___ Records for the exercise ___

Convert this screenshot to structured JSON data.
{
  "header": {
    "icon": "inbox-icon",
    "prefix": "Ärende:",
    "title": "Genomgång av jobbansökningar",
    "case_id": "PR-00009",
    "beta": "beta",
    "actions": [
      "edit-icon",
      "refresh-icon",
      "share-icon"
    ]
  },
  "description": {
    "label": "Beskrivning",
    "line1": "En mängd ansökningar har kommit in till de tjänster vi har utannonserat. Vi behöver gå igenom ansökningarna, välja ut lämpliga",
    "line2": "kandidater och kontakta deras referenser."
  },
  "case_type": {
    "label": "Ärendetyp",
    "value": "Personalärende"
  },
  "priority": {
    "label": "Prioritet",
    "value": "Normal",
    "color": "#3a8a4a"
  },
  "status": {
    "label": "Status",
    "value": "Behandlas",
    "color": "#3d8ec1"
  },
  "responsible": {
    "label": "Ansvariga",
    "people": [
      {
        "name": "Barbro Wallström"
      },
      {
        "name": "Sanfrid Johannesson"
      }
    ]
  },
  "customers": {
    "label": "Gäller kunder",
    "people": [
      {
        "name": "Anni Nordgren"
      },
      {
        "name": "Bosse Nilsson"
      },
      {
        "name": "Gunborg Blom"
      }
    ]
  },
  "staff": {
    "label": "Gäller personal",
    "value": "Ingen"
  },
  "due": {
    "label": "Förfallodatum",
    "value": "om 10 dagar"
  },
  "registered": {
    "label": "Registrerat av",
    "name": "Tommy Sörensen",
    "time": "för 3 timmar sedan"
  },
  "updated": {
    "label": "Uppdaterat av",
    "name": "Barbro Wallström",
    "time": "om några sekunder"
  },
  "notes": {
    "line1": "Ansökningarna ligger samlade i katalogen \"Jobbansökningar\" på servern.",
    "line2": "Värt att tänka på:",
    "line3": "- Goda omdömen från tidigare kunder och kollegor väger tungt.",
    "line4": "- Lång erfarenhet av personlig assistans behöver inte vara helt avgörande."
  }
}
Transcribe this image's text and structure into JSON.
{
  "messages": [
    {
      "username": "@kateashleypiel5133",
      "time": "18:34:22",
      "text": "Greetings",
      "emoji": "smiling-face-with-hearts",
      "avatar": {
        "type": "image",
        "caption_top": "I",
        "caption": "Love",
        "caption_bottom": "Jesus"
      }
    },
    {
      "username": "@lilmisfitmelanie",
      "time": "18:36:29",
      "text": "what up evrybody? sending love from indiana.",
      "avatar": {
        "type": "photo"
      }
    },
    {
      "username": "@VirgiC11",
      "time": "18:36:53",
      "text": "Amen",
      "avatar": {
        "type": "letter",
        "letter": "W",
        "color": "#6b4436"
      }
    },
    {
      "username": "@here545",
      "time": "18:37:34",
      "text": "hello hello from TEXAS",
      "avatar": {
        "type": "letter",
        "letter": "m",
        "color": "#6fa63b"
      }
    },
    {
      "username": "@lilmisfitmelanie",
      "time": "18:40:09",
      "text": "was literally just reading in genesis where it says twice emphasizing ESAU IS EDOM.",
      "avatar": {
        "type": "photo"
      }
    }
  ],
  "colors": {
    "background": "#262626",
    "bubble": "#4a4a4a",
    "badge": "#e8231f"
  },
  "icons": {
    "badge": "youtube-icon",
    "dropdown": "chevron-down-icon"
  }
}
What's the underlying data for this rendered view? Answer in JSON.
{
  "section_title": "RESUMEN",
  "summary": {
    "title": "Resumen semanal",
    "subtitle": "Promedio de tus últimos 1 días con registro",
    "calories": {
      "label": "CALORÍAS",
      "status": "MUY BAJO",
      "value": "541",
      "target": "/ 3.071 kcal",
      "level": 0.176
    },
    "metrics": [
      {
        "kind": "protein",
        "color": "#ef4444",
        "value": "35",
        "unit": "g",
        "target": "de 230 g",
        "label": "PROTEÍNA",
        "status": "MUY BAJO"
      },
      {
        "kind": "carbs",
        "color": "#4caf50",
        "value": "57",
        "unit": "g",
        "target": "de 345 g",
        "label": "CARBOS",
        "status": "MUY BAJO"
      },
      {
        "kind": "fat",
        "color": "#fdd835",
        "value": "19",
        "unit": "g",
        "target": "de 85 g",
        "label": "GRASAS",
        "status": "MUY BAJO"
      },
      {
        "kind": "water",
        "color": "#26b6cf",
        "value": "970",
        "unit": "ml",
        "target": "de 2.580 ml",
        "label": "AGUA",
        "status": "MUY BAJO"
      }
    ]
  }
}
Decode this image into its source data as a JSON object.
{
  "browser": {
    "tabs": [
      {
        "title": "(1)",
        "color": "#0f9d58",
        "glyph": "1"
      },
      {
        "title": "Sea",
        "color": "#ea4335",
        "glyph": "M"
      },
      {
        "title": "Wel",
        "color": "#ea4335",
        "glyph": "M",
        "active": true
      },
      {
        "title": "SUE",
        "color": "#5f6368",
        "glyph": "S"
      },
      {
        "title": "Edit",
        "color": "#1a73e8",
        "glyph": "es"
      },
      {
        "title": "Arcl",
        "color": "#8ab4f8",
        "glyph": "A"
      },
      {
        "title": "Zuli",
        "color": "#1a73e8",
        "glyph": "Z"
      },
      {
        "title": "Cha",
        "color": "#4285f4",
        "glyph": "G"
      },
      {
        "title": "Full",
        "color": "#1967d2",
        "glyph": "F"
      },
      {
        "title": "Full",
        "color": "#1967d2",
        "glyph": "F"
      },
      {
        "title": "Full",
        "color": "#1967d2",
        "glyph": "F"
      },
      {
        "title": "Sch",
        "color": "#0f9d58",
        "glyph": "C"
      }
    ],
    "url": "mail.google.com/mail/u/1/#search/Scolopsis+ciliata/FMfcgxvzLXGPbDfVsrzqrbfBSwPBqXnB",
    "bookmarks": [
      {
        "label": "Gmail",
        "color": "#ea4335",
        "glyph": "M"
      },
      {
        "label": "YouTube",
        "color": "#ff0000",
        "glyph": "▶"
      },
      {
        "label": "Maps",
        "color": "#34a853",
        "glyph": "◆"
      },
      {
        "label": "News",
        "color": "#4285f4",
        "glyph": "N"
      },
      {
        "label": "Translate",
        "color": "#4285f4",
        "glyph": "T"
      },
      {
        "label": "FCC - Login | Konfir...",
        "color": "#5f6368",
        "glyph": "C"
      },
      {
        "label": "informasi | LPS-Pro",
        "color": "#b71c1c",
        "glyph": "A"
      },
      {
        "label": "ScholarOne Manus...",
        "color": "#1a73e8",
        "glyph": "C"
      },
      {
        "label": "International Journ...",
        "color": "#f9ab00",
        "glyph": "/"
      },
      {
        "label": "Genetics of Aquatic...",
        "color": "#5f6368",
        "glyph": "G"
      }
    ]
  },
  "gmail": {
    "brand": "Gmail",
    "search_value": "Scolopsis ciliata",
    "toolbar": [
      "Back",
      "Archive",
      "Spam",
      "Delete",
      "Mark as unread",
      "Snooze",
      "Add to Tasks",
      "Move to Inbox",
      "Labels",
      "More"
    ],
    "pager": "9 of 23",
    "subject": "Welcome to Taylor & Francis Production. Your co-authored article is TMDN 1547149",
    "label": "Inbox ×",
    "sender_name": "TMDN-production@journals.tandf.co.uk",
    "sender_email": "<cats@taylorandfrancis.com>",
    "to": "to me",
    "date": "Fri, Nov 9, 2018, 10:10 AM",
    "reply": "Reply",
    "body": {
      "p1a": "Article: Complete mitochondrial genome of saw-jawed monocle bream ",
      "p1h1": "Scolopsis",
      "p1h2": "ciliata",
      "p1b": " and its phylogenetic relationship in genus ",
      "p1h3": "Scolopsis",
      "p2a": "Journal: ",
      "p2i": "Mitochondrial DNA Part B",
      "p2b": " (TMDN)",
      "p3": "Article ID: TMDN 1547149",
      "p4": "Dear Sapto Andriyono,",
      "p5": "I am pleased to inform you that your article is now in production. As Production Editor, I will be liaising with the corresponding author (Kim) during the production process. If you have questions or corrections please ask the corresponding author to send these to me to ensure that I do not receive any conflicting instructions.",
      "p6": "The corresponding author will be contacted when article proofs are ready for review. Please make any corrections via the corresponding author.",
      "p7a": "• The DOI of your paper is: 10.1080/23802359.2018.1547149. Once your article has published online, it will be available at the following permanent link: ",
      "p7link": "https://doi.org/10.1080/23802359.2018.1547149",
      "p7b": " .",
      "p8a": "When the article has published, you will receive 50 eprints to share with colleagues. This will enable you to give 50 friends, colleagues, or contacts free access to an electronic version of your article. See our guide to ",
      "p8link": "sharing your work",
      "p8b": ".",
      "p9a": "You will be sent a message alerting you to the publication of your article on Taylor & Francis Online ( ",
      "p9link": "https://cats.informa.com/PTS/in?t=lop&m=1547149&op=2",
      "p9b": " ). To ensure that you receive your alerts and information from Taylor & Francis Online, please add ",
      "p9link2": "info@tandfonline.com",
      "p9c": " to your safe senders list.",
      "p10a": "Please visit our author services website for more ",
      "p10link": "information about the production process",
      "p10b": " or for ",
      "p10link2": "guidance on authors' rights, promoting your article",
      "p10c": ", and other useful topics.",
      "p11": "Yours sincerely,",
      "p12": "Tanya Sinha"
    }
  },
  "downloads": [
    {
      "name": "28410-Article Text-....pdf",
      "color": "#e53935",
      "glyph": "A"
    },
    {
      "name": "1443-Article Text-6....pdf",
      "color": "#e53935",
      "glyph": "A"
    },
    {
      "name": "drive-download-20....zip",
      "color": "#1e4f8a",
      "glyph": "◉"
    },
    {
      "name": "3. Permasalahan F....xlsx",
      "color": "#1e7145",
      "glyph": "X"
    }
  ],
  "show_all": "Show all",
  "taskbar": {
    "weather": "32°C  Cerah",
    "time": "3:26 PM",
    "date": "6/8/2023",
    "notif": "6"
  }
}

___

## Task
Find all lines holding the word "letter" in the records above and copy them.

## Output for this exercise
        "type": "letter",
        "letter": "W",
        "type": "letter",
        "letter": "m",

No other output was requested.